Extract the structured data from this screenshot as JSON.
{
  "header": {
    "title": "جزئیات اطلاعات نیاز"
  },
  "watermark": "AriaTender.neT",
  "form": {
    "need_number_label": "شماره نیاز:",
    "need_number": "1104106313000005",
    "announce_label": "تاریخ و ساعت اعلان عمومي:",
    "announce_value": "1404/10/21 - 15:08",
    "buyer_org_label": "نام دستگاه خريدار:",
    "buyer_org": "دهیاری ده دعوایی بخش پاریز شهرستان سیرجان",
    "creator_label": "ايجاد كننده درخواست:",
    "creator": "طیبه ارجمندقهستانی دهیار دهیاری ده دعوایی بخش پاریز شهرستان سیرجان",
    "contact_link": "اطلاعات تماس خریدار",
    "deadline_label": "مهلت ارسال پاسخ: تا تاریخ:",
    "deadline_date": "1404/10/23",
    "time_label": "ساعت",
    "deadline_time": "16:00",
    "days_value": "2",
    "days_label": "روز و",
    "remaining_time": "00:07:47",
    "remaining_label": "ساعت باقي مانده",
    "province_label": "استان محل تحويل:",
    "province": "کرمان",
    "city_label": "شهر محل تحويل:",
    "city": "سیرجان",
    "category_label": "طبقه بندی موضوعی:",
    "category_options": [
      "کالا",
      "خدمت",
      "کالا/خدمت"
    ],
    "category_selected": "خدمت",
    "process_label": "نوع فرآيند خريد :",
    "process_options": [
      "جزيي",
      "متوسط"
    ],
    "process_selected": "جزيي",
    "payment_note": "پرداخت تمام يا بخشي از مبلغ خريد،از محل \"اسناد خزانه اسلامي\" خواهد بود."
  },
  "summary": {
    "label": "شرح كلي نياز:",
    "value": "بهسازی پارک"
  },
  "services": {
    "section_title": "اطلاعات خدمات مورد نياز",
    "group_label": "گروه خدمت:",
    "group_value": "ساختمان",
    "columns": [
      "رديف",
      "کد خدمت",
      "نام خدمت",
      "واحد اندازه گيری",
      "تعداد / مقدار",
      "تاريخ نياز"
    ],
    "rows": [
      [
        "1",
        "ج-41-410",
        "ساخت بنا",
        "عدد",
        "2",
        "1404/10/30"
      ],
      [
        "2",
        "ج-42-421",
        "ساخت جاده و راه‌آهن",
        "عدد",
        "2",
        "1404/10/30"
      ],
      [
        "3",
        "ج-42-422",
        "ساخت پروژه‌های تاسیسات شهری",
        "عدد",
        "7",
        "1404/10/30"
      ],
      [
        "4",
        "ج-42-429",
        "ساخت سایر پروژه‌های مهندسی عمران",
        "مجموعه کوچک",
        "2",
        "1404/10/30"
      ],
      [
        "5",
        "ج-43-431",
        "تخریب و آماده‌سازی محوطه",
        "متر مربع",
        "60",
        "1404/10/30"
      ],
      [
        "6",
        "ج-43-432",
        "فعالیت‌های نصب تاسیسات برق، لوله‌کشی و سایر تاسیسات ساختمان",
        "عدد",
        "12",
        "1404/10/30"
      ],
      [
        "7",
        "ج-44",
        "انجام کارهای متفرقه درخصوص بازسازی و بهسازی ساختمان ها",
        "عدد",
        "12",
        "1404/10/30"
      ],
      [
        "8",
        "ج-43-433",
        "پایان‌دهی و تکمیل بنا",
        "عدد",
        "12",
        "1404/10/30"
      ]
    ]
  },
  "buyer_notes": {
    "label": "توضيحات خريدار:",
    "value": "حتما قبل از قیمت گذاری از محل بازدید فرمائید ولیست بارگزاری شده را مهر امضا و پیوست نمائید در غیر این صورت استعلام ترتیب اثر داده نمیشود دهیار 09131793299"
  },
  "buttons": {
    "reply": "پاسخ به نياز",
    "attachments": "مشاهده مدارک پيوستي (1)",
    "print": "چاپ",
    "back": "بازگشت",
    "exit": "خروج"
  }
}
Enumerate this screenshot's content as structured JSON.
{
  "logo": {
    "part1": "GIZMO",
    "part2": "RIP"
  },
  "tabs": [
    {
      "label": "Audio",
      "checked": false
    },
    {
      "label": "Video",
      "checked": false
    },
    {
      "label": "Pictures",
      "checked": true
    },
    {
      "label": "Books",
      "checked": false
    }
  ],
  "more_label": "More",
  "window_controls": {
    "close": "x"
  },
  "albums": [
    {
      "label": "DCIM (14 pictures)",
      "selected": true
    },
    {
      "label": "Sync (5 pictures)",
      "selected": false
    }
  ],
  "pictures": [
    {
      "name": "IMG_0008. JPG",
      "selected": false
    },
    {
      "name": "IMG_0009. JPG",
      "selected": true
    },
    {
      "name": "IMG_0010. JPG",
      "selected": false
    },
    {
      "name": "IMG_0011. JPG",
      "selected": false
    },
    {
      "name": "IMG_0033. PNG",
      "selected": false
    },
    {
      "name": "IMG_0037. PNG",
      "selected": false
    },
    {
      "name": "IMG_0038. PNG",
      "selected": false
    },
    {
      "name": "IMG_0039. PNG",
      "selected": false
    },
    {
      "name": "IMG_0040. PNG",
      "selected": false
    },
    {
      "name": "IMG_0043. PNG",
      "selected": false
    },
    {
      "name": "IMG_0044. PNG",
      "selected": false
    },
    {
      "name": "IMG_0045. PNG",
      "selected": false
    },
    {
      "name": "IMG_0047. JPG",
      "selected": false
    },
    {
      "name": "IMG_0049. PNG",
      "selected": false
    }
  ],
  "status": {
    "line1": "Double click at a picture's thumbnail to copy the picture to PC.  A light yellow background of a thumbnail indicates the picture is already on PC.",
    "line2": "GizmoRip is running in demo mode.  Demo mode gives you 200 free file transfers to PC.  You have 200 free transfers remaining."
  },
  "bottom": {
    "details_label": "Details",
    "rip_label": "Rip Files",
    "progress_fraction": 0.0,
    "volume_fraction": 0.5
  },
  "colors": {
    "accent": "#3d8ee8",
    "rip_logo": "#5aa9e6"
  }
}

Exercise objective =
Say how many lines in the records contain the string "اطلاعات", and say nothing else.

Exercise output =
3